• _Given entries_
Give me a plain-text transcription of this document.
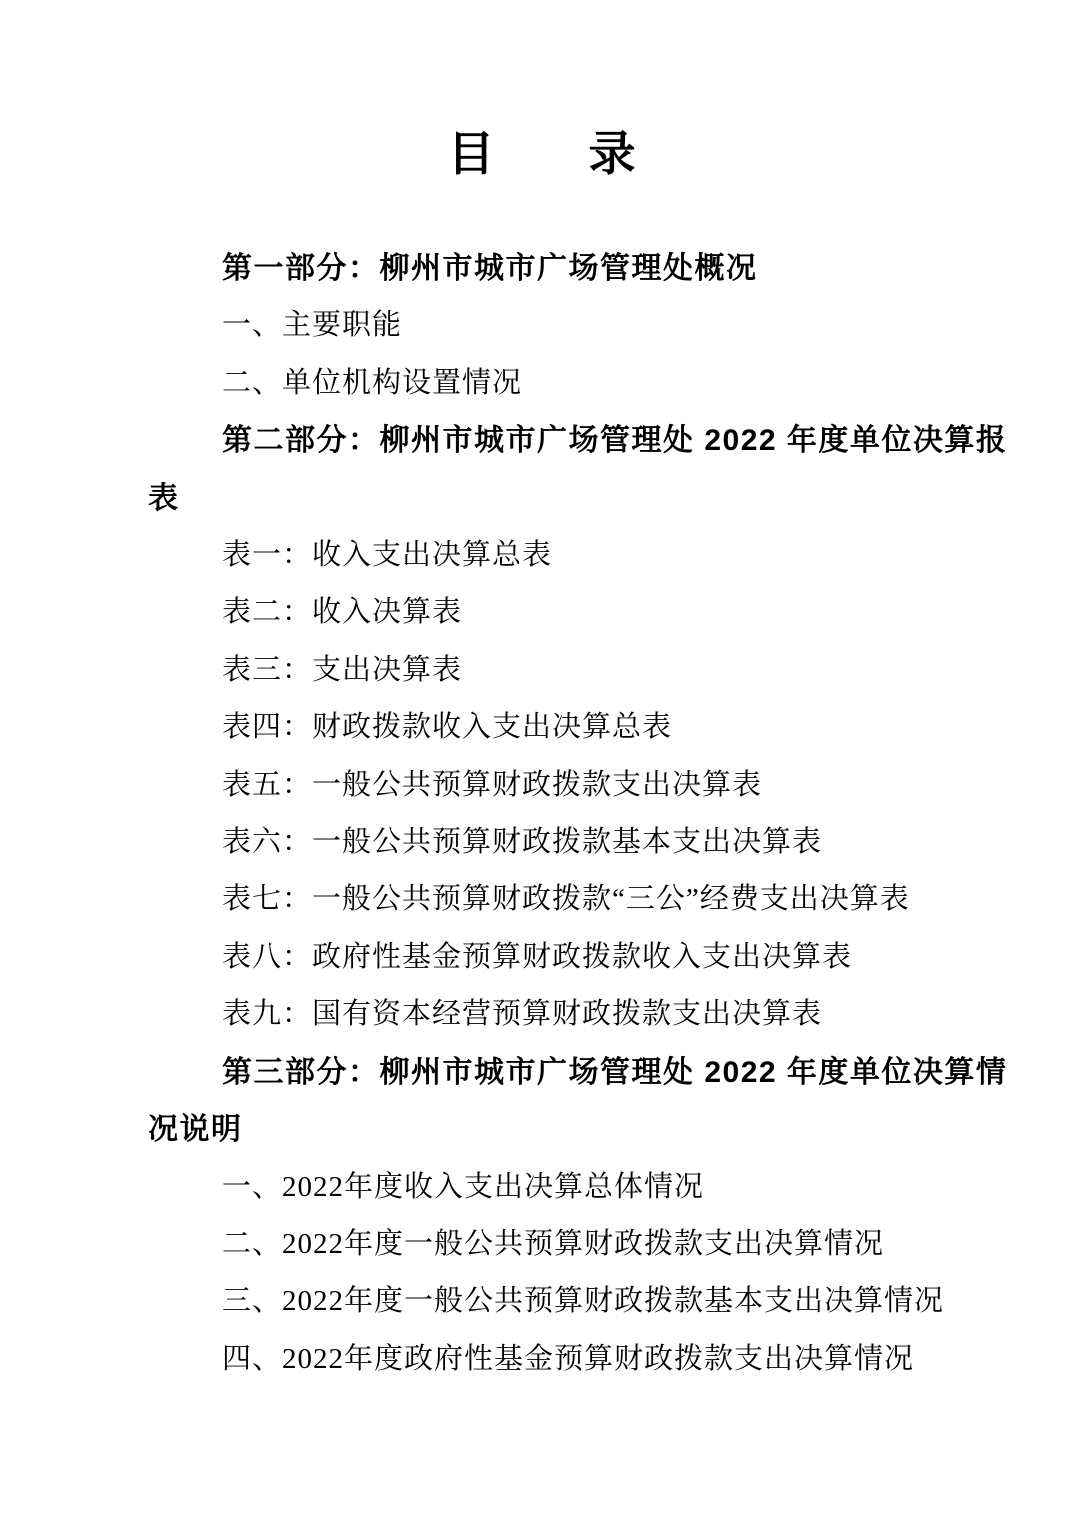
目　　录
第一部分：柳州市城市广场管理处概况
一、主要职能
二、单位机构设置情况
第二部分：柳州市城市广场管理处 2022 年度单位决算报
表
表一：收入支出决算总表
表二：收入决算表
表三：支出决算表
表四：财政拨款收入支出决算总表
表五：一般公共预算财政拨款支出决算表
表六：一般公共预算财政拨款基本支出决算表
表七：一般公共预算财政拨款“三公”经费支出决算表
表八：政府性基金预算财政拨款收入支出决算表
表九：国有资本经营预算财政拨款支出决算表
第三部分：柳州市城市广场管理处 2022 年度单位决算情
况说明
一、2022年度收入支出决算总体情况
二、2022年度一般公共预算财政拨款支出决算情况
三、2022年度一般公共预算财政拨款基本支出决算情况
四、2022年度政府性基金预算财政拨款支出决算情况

• _Stated goal_
Retype the records exactly. Any image in them should not appear in what you write.

• _Problem solution_
Give me a plain-text transcription of this document.
目　　录
第一部分：柳州市城市广场管理处概况
一、主要职能
二、单位机构设置情况
第二部分：柳州市城市广场管理处 2022 年度单位决算报
表
表一：收入支出决算总表
表二：收入决算表
表三：支出决算表
表四：财政拨款收入支出决算总表
表五：一般公共预算财政拨款支出决算表
表六：一般公共预算财政拨款基本支出决算表
表七：一般公共预算财政拨款“三公”经费支出决算表
表八：政府性基金预算财政拨款收入支出决算表
表九：国有资本经营预算财政拨款支出决算表
第三部分：柳州市城市广场管理处 2022 年度单位决算情
况说明
一、2022年度收入支出决算总体情况
二、2022年度一般公共预算财政拨款支出决算情况
三、2022年度一般公共预算财政拨款基本支出决算情况
四、2022年度政府性基金预算财政拨款支出决算情况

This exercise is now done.